Can you print the passage of the tech-trends text starting with "Road systems are" and going on through "world by now.", word for word?

▶ [SOURCE TEXT]:
******************************

AR focuses more on what our daily gear like mobile phones can already do to maximize our efforts. With augmented reality, fictional worlds like the one from The Matrix become more real, blurring the border between the imaginary and the factual. AR encompasses efforts to upgrade what we already have as biological instruments and help us thrive better in the digital macrocosm we created for ourselves.
AI as a Service
Artificial Intelligence has been in the minds and plans of many business gurus for years. One of the most valued benefits of AI is its ability to be more efficient with volume. When data becomes too big for human capacity, it is time we turn to AI-driven solutions. The SaaS business model has proven success in versatile fields and scopes of projects. Today, giant companies like Microsoft and Amazon are prime examples of how machine learning and AI-based tools are the future of business development and expansion.
The consumers of yesterday weren’t concerned too much with the real-time data flow. In 2020, the world has turned into a teeming hive, hungry for information and the speed of its delivery. This fast-paced exchange of data bits is rooted in the ability of data managers not only to collect and store it all but utilize it by storing it in a structurally sound way. The cost reduction possible through AI implementation will undoubtedly continue to entice business owners to look at robots as the most valuable avenues for innovation.
The coming era of Artificial Intelligence will not be the era of war, but be the era of deep compassion, non-violence, and love.
5G
The newest cellular network is much more than just the next version of the connectivity standard. 5G has been introduced around two years ago, but it’s true form might emerge by the end of 2020. Immense power hides behind an oversimplified name consisting of one letter and a number: 5G. This latest mobile network version is a daring project aiming to capitalize on a highly significant feature of our digital life — hypoconnectivity.
Road systems are so much more advanced now than they were a few centuries ago. Few people that witnessed the beginning of the Industrial revolution could have predicted that automobile roads would connect virtually every populated area in the world by now.
5G carries that same grid-like spread effect, and it can potentially connect billions of people. Like what the intense road construction meant as part of the Industrial Revolution, 5G is a viable candidate to lead an upcoming Digital Revolution, with the same impact potential and benefits. What’s more interesting, 5G can potentially directly benefit the existing Automotive Domain by linking vehicles with infrastructures, pedestrians, technicians, sensor data, safety regulations.
When used correctly, 5G does all the main components of the IT industry much more valuable than the sum of their individual esteems. IoT, for example, when paired with 5G, can likely grow into something referred by some as the Massive IoT, and become the backbone of even bigger infrastructures – like the urban ecosystems called Smart Cities. 2020 is when all this might take place.

******************************

▶ [AVAILABLE DATA]:
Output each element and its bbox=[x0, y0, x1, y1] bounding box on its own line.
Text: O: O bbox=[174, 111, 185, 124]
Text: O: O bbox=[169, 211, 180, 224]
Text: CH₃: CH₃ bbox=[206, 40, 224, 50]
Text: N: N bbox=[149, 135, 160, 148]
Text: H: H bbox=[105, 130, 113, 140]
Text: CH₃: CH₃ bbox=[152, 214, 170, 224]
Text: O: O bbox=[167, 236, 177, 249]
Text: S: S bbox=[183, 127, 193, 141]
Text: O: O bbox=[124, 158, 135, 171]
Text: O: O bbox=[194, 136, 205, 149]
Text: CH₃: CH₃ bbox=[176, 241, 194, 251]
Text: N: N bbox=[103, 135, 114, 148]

******************************

▶ [ANSWER TO THIS TASK]:
Road systems are so much more advanced now than they were a few centuries ago. Few people that witnessed the beginning of the Industrial revolution could have predicted that automobile roads would connect virtually every populated area in the world by now.